## START Supplied entries

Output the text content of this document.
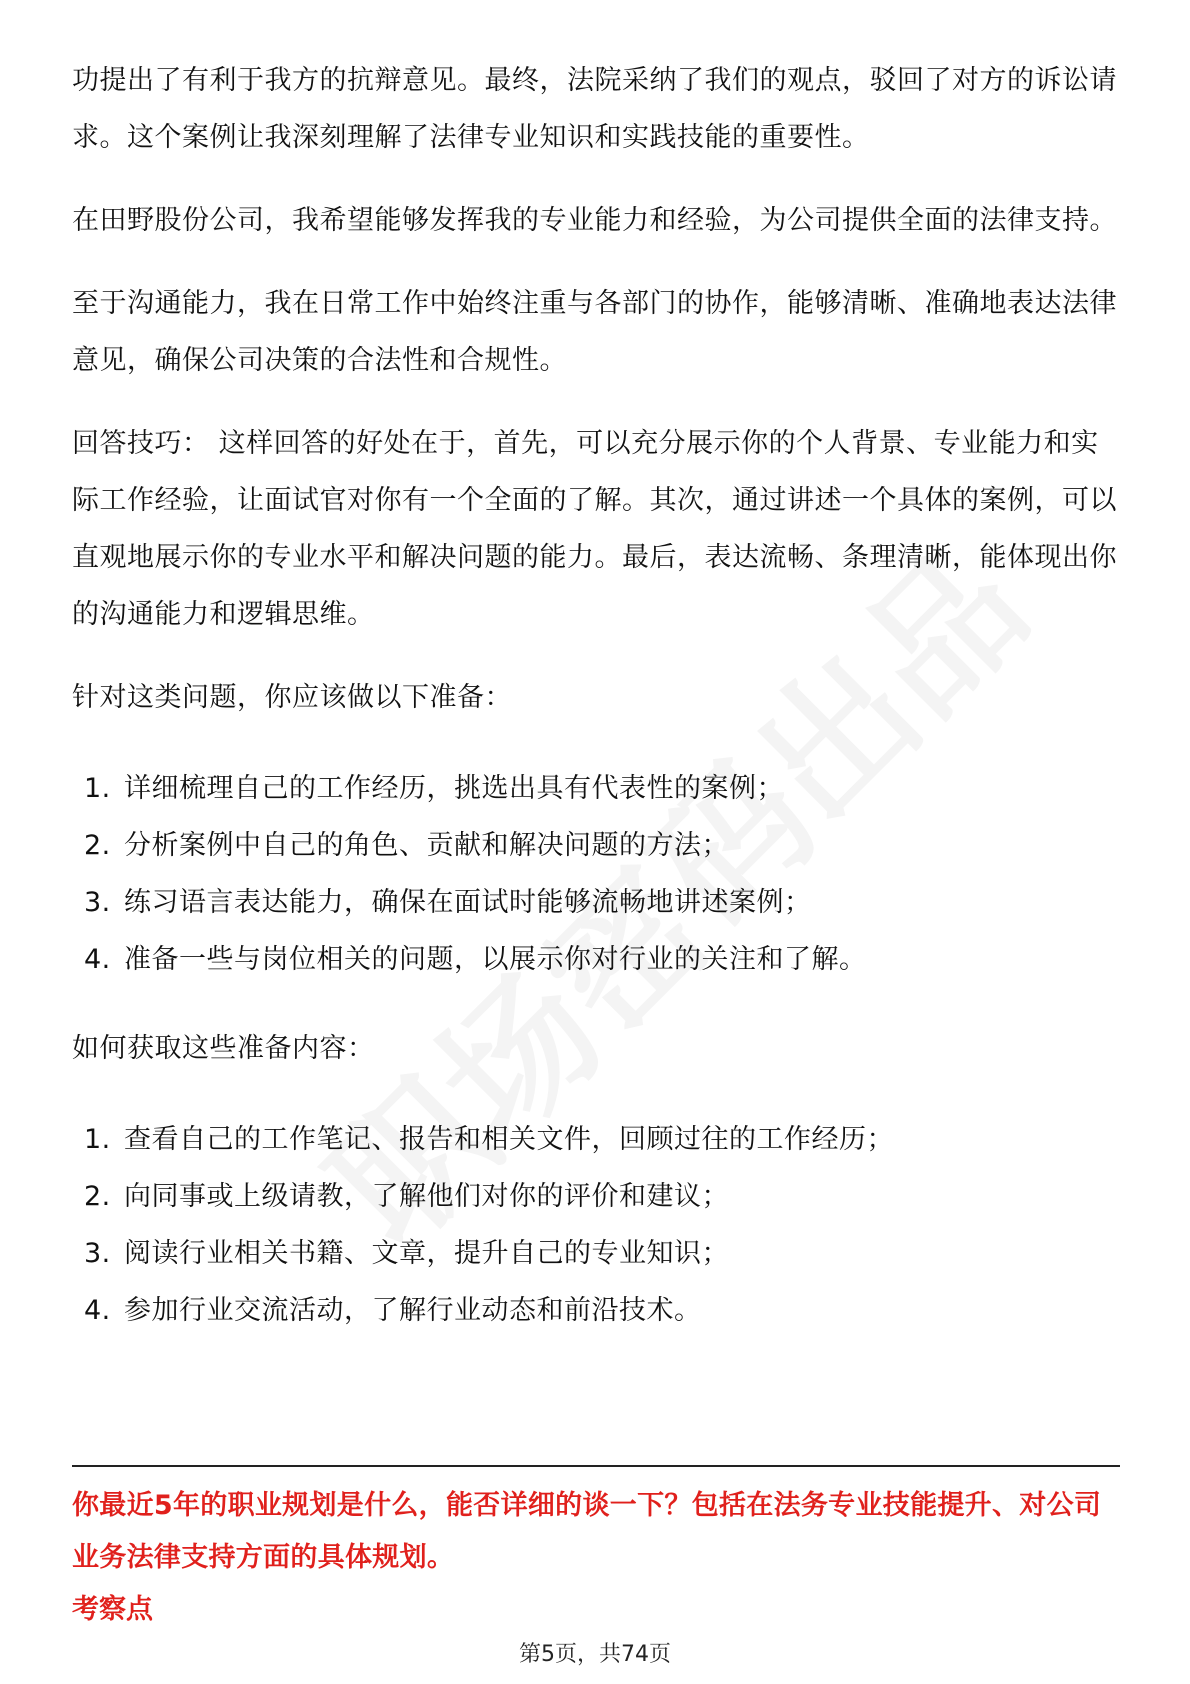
功提出了有利于我方的抗辩意见。最终，法院采纳了我们的观点，驳回了对方的诉讼请求。这个案例让我深刻理解了法律专业知识和实践技能的重要性。

在田野股份公司，我希望能够发挥我的专业能力和经验，为公司提供全面的法律支持。

至于沟通能力，我在日常工作中始终注重与各部门的协作，能够清晰、准确地表达法律意见，确保公司决策的合法性和合规性。

回答技巧： 这样回答的好处在于，首先，可以充分展示你的个人背景、专业能力和实际工作经验，让面试官对你有一个全面的了解。其次，通过讲述一个具体的案例，可以直观地展示你的专业水平和解决问题的能力。最后，表达流畅、条理清晰，能体现出你的沟通能力和逻辑思维。

针对这类问题，你应该做以下准备：

1. 详细梳理自己的工作经历，挑选出具有代表性的案例；
2. 分析案例中自己的角色、贡献和解决问题的方法；
3. 练习语言表达能力，确保在面试时能够流畅地讲述案例；
4. 准备一些与岗位相关的问题，以展示你对行业的关注和了解。

如何获取这些准备内容：

1. 查看自己的工作笔记、报告和相关文件，回顾过往的工作经历；
2. 向同事或上级请教，了解他们对你的评价和建议；
3. 阅读行业相关书籍、文章，提升自己的专业知识；
4. 参加行业交流活动，了解行业动态和前沿技术。
你最近5年的职业规划是什么，能否详细的谈一下？包括在法务专业技能提升、对公司业务法律支持方面的具体规划。
考察点
第5页，共74页
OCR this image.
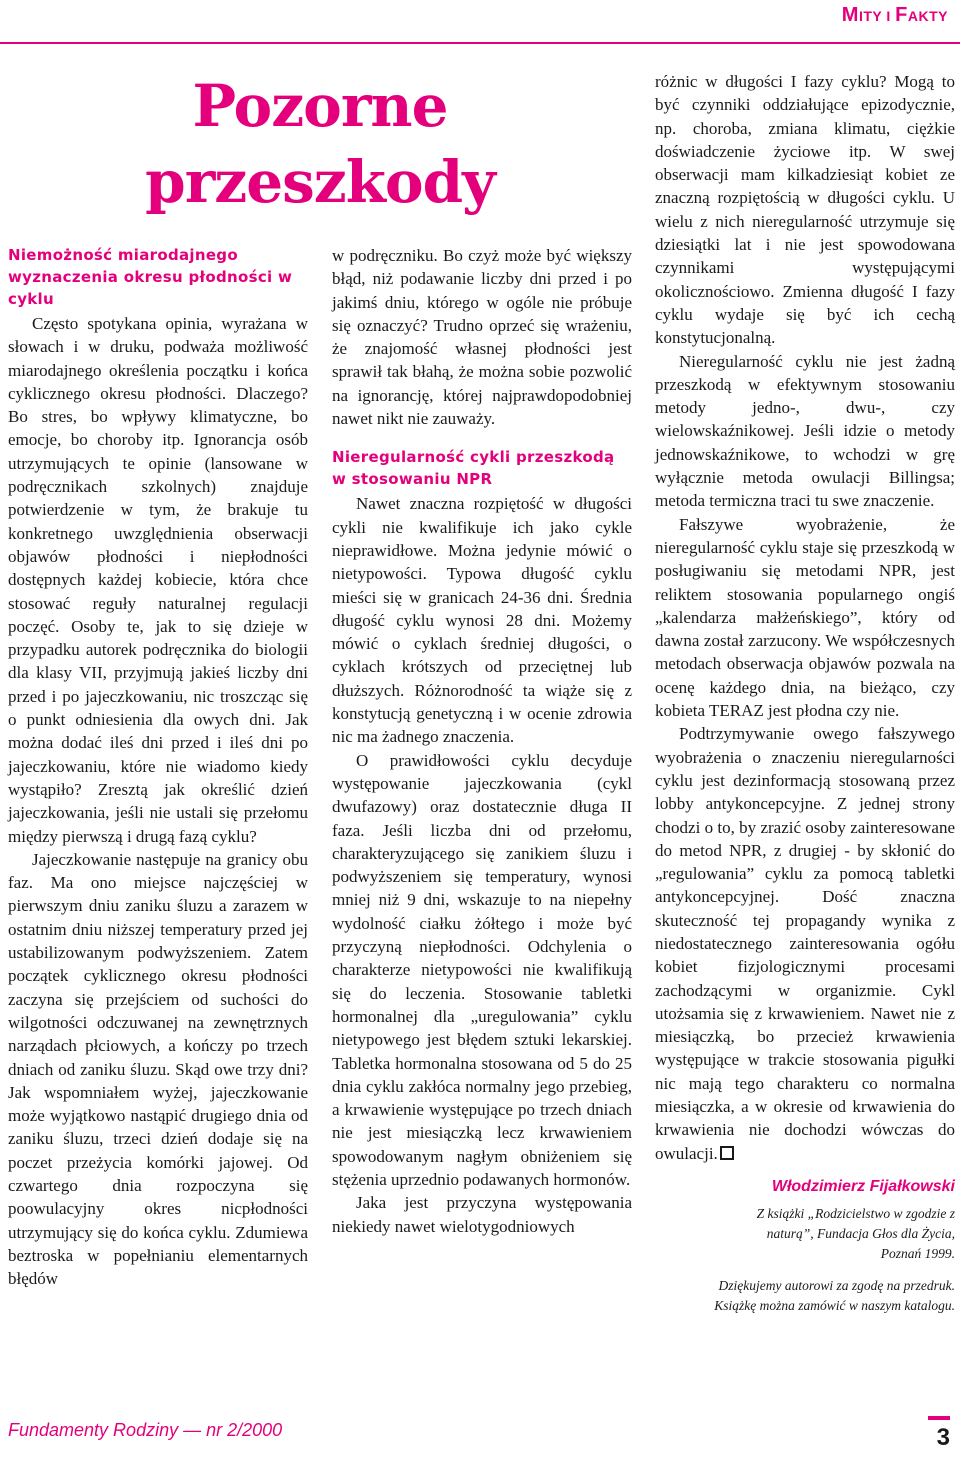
MITY I FAKTY
Pozorne
przeszkody
Niemożność miarodajnego wyznaczenia okresu płodności w cyklu

Często spotykana opinia, wyrażana w słowach i w druku, podważa możliwość miarodajnego określenia początku i końca cyklicznego okresu płodności. Dlaczego? Bo stres, bo wpływy klimatyczne, bo emocje, bo choroby itp. Ignorancja osób utrzymujących te opinie (lansowane w podręcznikach szkolnych) znajduje potwierdzenie w tym, że brakuje tu konkretnego uwzględnienia obserwacji objawów płodności i niepłodności dostępnych każdej kobiecie, która chce stosować reguły naturalnej regulacji poczęć. Osoby te, jak to się dzieje w przypadku autorek podręcznika do biologii dla klasy VII, przyjmują jakieś liczby dni przed i po jajeczkowaniu, nic troszcząc się o punkt odniesienia dla owych dni. Jak można dodać ileś dni przed i ileś dni po jajeczkowaniu, które nie wiadomo kiedy wystąpiło? Zresztą jak określić dzień jajeczkowania, jeśli nie ustali się przełomu między pierwszą i drugą fazą cyklu?

Jajeczkowanie następuje na granicy obu faz. Ma ono miejsce najczęściej w pierwszym dniu zaniku śluzu a zarazem w ostatnim dniu niższej temperatury przed jej ustabilizowanym podwyższeniem. Zatem początek cyklicznego okresu płodności zaczyna się przejściem od suchości do wilgotności odczuwanej na zewnętrznych narządach płciowych, a kończy po trzech dniach od zaniku śluzu. Skąd owe trzy dni? Jak wspomniałem wyżej, jajeczkowanie może wyjątkowo nastąpić drugiego dnia od zaniku śluzu, trzeci dzień dodaje się na poczet przeżycia komórki jajowej. Od czwartego dnia rozpoczyna się poowulacyjny okres nicpłodności utrzymujący się do końca cyklu. Zdumiewa beztroska w popełnianiu elementarnych błędów

w podręczniku. Bo czyż może być większy błąd, niż podawanie liczby dni przed i po jakimś dniu, którego w ogóle nie próbuje się oznaczyć? Trudno oprzeć się wrażeniu, że znajomość własnej płodności jest sprawił tak błahą, że można sobie pozwolić na ignorancję, której najprawdopodobniej nawet nikt nie zauważy.

Nieregularność cykli przeszkodą w stosowaniu NPR

Nawet znaczna rozpiętość w długości cykli nie kwalifikuje ich jako cykle nieprawidłowe. Można jedynie mówić o nietypowości. Typowa długość cyklu mieści się w granicach 24-36 dni. Średnia długość cyklu wynosi 28 dni. Możemy mówić o cyklach średniej długości, o cyklach krótszych od przeciętnej lub dłuższych. Różnorodność ta wiąże się z konstytucją genetyczną i w ocenie zdrowia nic ma żadnego znaczenia.

O prawidłowości cyklu decyduje występowanie jajeczkowania (cykl dwufazowy) oraz dostatecznie długa II faza. Jeśli liczba dni od przełomu, charakteryzującego się zanikiem śluzu i podwyższeniem się temperatury, wynosi mniej niż 9 dni, wskazuje to na niepełny wydolność ciałku żółtego i może być przyczyną niepłodności. Odchylenia o charakterze nietypowości nie kwalifikują się do leczenia. Stosowanie tabletki hormonalnej dla „uregulowania” cyklu nietypowego jest błędem sztuki lekarskiej. Tabletka hormonalna stosowana od 5 do 25 dnia cyklu zakłóca normalny jego przebieg, a krwawienie występujące po trzech dniach nie jest miesiączką lecz krwawieniem spowodowanym nagłym obniżeniem się stężenia uprzednio podawanych hormonów.

Jaka jest przyczyna występowania niekiedy nawet wielotygodniowych

różnic w długości I fazy cyklu? Mogą to być czynniki oddziałujące epizodycznie, np. choroba, zmiana klimatu, ciężkie doświadczenie życiowe itp. W swej obserwacji mam kilkadziesiąt kobiet ze znaczną rozpiętością w długości cyklu. U wielu z nich nieregularność utrzymuje się dziesiątki lat i nie jest spowodowana czynnikami występującymi okolicznościowo. Zmienna długość I fazy cyklu wydaje się być ich cechą konstytucjonalną.

Nieregularność cyklu nie jest żadną przeszkodą w efektywnym stosowaniu metody jedno-, dwu-, czy wielowskaźnikowej. Jeśli idzie o metody jednowskaźnikowe, to wchodzi w grę wyłącznie metoda owulacji Billingsa; metoda termiczna traci tu swe znaczenie.

Fałszywe wyobrażenie, że nieregularność cyklu staje się przeszkodą w posługiwaniu się metodami NPR, jest reliktem stosowania popularnego ongiś „kalendarza małżeńskiego”, który od dawna został zarzucony. We współczesnych metodach obserwacja objawów pozwala na ocenę każdego dnia, na bieżąco, czy kobieta TERAZ jest płodna czy nie.

Podtrzymywanie owego fałszywego wyobrażenia o znaczeniu nieregularności cyklu jest dezinformacją stosowaną przez lobby antykoncepcyjne. Z jednej strony chodzi o to, by zrazić osoby zainteresowane do metod NPR, z drugiej - by skłonić do „regulowania” cyklu za pomocą tabletki antykoncepcyjnej. Dość znaczna skuteczność tej propagandy wynika z niedostatecznego zainteresowania ogółu kobiet fizjologicznymi procesami zachodzącymi w organizmie. Cykl utożsamia się z krwawieniem. Nawet nie z miesiączką, bo przecież krwawienia występujące w trakcie stosowania pigułki nic mają tego charakteru co normalna miesiączka, a w okresie od krwawienia do krwawienia nie dochodzi wówczas do owulacji.

Włodzimierz Fijałkowski
Z książki „Rodzicielstwo w zgodzie z
naturą”, Fundacja Głos dla Życia,
Poznań 1999.
Dziękujemy autorowi za zgodę na przedruk.
Książkę można zamówić w naszym katalogu.
Fundamenty Rodziny — nr 2/2000	3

## END Supplied entries

## Do this
Reproduce the data above in full, exactly as it is, with the pictures left out.

## Correct output
Output the text content of this document.
功提出了有利于我方的抗辩意见。最终，法院采纳了我们的观点，驳回了对方的诉讼请求。这个案例让我深刻理解了法律专业知识和实践技能的重要性。

在田野股份公司，我希望能够发挥我的专业能力和经验，为公司提供全面的法律支持。

至于沟通能力，我在日常工作中始终注重与各部门的协作，能够清晰、准确地表达法律意见，确保公司决策的合法性和合规性。

回答技巧： 这样回答的好处在于，首先，可以充分展示你的个人背景、专业能力和实际工作经验，让面试官对你有一个全面的了解。其次，通过讲述一个具体的案例，可以直观地展示你的专业水平和解决问题的能力。最后，表达流畅、条理清晰，能体现出你的沟通能力和逻辑思维。

针对这类问题，你应该做以下准备：

1. 详细梳理自己的工作经历，挑选出具有代表性的案例；
2. 分析案例中自己的角色、贡献和解决问题的方法；
3. 练习语言表达能力，确保在面试时能够流畅地讲述案例；
4. 准备一些与岗位相关的问题，以展示你对行业的关注和了解。

如何获取这些准备内容：

1. 查看自己的工作笔记、报告和相关文件，回顾过往的工作经历；
2. 向同事或上级请教，了解他们对你的评价和建议；
3. 阅读行业相关书籍、文章，提升自己的专业知识；
4. 参加行业交流活动，了解行业动态和前沿技术。
你最近5年的职业规划是什么，能否详细的谈一下？包括在法务专业技能提升、对公司业务法律支持方面的具体规划。
考察点
第5页，共74页
OCR this image.
MITY I FAKTY
Pozorne
przeszkody
Niemożność miarodajnego wyznaczenia okresu płodności w cyklu

Często spotykana opinia, wyrażana w słowach i w druku, podważa możliwość miarodajnego określenia początku i końca cyklicznego okresu płodności. Dlaczego? Bo stres, bo wpływy klimatyczne, bo emocje, bo choroby itp. Ignorancja osób utrzymujących te opinie (lansowane w podręcznikach szkolnych) znajduje potwierdzenie w tym, że brakuje tu konkretnego uwzględnienia obserwacji objawów płodności i niepłodności dostępnych każdej kobiecie, która chce stosować reguły naturalnej regulacji poczęć. Osoby te, jak to się dzieje w przypadku autorek podręcznika do biologii dla klasy VII, przyjmują jakieś liczby dni przed i po jajeczkowaniu, nic troszcząc się o punkt odniesienia dla owych dni. Jak można dodać ileś dni przed i ileś dni po jajeczkowaniu, które nie wiadomo kiedy wystąpiło? Zresztą jak określić dzień jajeczkowania, jeśli nie ustali się przełomu między pierwszą i drugą fazą cyklu?

Jajeczkowanie następuje na granicy obu faz. Ma ono miejsce najczęściej w pierwszym dniu zaniku śluzu a zarazem w ostatnim dniu niższej temperatury przed jej ustabilizowanym podwyższeniem. Zatem początek cyklicznego okresu płodności zaczyna się przejściem od suchości do wilgotności odczuwanej na zewnętrznych narządach płciowych, a kończy po trzech dniach od zaniku śluzu. Skąd owe trzy dni? Jak wspomniałem wyżej, jajeczkowanie może wyjątkowo nastąpić drugiego dnia od zaniku śluzu, trzeci dzień dodaje się na poczet przeżycia komórki jajowej. Od czwartego dnia rozpoczyna się poowulacyjny okres nicpłodności utrzymujący się do końca cyklu. Zdumiewa beztroska w popełnianiu elementarnych błędów

w podręczniku. Bo czyż może być większy błąd, niż podawanie liczby dni przed i po jakimś dniu, którego w ogóle nie próbuje się oznaczyć? Trudno oprzeć się wrażeniu, że znajomość własnej płodności jest sprawił tak błahą, że można sobie pozwolić na ignorancję, której najprawdopodobniej nawet nikt nie zauważy.

Nieregularność cykli przeszkodą w stosowaniu NPR

Nawet znaczna rozpiętość w długości cykli nie kwalifikuje ich jako cykle nieprawidłowe. Można jedynie mówić o nietypowości. Typowa długość cyklu mieści się w granicach 24-36 dni. Średnia długość cyklu wynosi 28 dni. Możemy mówić o cyklach średniej długości, o cyklach krótszych od przeciętnej lub dłuższych. Różnorodność ta wiąże się z konstytucją genetyczną i w ocenie zdrowia nic ma żadnego znaczenia.

O prawidłowości cyklu decyduje występowanie jajeczkowania (cykl dwufazowy) oraz dostatecznie długa II faza. Jeśli liczba dni od przełomu, charakteryzującego się zanikiem śluzu i podwyższeniem się temperatury, wynosi mniej niż 9 dni, wskazuje to na niepełny wydolność ciałku żółtego i może być przyczyną niepłodności. Odchylenia o charakterze nietypowości nie kwalifikują się do leczenia. Stosowanie tabletki hormonalnej dla „uregulowania” cyklu nietypowego jest błędem sztuki lekarskiej. Tabletka hormonalna stosowana od 5 do 25 dnia cyklu zakłóca normalny jego przebieg, a krwawienie występujące po trzech dniach nie jest miesiączką lecz krwawieniem spowodowanym nagłym obniżeniem się stężenia uprzednio podawanych hormonów.

Jaka jest przyczyna występowania niekiedy nawet wielotygodniowych

różnic w długości I fazy cyklu? Mogą to być czynniki oddziałujące epizodycznie, np. choroba, zmiana klimatu, ciężkie doświadczenie życiowe itp. W swej obserwacji mam kilkadziesiąt kobiet ze znaczną rozpiętością w długości cyklu. U wielu z nich nieregularność utrzymuje się dziesiątki lat i nie jest spowodowana czynnikami występującymi okolicznościowo. Zmienna długość I fazy cyklu wydaje się być ich cechą konstytucjonalną.

Nieregularność cyklu nie jest żadną przeszkodą w efektywnym stosowaniu metody jedno-, dwu-, czy wielowskaźnikowej. Jeśli idzie o metody jednowskaźnikowe, to wchodzi w grę wyłącznie metoda owulacji Billingsa; metoda termiczna traci tu swe znaczenie.

Fałszywe wyobrażenie, że nieregularność cyklu staje się przeszkodą w posługiwaniu się metodami NPR, jest reliktem stosowania popularnego ongiś „kalendarza małżeńskiego”, który od dawna został zarzucony. We współczesnych metodach obserwacja objawów pozwala na ocenę każdego dnia, na bieżąco, czy kobieta TERAZ jest płodna czy nie.

Podtrzymywanie owego fałszywego wyobrażenia o znaczeniu nieregularności cyklu jest dezinformacją stosowaną przez lobby antykoncepcyjne. Z jednej strony chodzi o to, by zrazić osoby zainteresowane do metod NPR, z drugiej - by skłonić do „regulowania” cyklu za pomocą tabletki antykoncepcyjnej. Dość znaczna skuteczność tej propagandy wynika z niedostatecznego zainteresowania ogółu kobiet fizjologicznymi procesami zachodzącymi w organizmie. Cykl utożsamia się z krwawieniem. Nawet nie z miesiączką, bo przecież krwawienia występujące w trakcie stosowania pigułki nic mają tego charakteru co normalna miesiączka, a w okresie od krwawienia do krwawienia nie dochodzi wówczas do owulacji.

Włodzimierz Fijałkowski
Z książki „Rodzicielstwo w zgodzie z
naturą”, Fundacja Głos dla Życia,
Poznań 1999.
Dziękujemy autorowi za zgodę na przedruk.
Książkę można zamówić w naszym katalogu.
Fundamenty Rodziny — nr 2/2000	3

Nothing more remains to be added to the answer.